§ Task directions: Every line that holds the string "find" is to be identified and copied.

···

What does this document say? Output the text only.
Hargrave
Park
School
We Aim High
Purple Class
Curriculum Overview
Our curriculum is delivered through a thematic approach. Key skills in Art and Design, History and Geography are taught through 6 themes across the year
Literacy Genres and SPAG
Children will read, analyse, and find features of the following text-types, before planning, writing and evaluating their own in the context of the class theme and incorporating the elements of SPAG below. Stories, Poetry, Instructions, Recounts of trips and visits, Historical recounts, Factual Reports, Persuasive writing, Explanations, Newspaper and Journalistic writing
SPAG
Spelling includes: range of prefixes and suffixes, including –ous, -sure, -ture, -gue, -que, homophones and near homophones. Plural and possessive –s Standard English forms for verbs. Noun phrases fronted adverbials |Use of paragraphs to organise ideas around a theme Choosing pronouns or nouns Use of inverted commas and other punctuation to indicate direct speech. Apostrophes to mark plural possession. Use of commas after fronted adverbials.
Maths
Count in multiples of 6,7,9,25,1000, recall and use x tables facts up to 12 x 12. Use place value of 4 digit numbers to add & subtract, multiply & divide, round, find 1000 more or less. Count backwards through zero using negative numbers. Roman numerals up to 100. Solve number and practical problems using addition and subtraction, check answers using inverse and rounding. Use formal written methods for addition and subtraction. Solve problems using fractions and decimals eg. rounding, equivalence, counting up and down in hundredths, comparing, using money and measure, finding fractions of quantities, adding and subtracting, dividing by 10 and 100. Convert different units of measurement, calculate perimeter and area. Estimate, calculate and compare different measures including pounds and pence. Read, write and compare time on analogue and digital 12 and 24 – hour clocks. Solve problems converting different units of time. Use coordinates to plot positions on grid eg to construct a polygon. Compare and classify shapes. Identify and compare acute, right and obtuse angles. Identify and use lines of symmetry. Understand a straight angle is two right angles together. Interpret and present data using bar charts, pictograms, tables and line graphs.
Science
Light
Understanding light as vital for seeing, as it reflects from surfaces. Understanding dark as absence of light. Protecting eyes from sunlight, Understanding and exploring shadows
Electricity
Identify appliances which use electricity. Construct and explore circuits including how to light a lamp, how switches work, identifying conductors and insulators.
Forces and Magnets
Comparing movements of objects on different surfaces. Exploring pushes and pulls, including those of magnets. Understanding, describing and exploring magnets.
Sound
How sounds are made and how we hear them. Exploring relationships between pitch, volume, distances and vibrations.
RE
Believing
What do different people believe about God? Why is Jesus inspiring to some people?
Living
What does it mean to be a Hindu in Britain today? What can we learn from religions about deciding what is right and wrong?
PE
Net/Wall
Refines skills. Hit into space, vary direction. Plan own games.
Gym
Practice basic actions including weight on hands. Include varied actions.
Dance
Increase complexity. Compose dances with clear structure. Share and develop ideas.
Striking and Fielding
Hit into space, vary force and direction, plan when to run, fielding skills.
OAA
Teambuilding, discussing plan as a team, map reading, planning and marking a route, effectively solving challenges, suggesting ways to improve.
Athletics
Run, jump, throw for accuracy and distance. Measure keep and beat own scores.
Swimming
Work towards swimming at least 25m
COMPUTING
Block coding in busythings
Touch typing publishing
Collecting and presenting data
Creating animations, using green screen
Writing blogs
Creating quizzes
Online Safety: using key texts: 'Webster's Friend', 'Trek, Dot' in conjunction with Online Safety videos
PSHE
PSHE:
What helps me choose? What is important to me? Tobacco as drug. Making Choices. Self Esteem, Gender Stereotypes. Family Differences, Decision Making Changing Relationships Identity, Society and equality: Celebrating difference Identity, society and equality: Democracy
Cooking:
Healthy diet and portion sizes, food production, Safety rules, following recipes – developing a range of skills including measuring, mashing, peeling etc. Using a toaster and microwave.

···

§ Answer to this problem:
Children will read, analyse, and find features of the following text-types, before planning, writing and evaluating their own in the context of the class theme and incorporating the elements of SPAG below. Stories, Poetry, Instructions, Recounts of trips and visits, Historical recounts, Factual Reports, Persuasive writing, Explanations, Newspaper and Journalistic writing
Count in multiples of 6,7,9,25,1000, recall and use x tables facts up to 12 x 12. Use place value of 4 digit numbers to add & subtract, multiply & divide, round, find 1000 more or less. Count backwards through zero using negative numbers. Roman numerals up to 100. Solve number and practical problems using addition and subtraction, check answers using inverse and rounding. Use formal written methods for addition and subtraction. Solve problems using fractions and decimals eg. rounding, equivalence, counting up and down in hundredths, comparing, using money and measure, finding fractions of quantities, adding and subtracting, dividing by 10 and 100. Convert different units of measurement, calculate perimeter and area. Estimate, calculate and compare different measures including pounds and pence. Read, write and compare time on analogue and digital 12 and 24 – hour clocks. Solve problems converting different units of time. Use coordinates to plot positions on grid eg to construct a polygon. Compare and classify shapes. Identify and compare acute, right and obtuse angles. Identify and use lines of symmetry. Understand a straight angle is two right angles together. Interpret and present data using bar charts, pictograms, tables and line graphs.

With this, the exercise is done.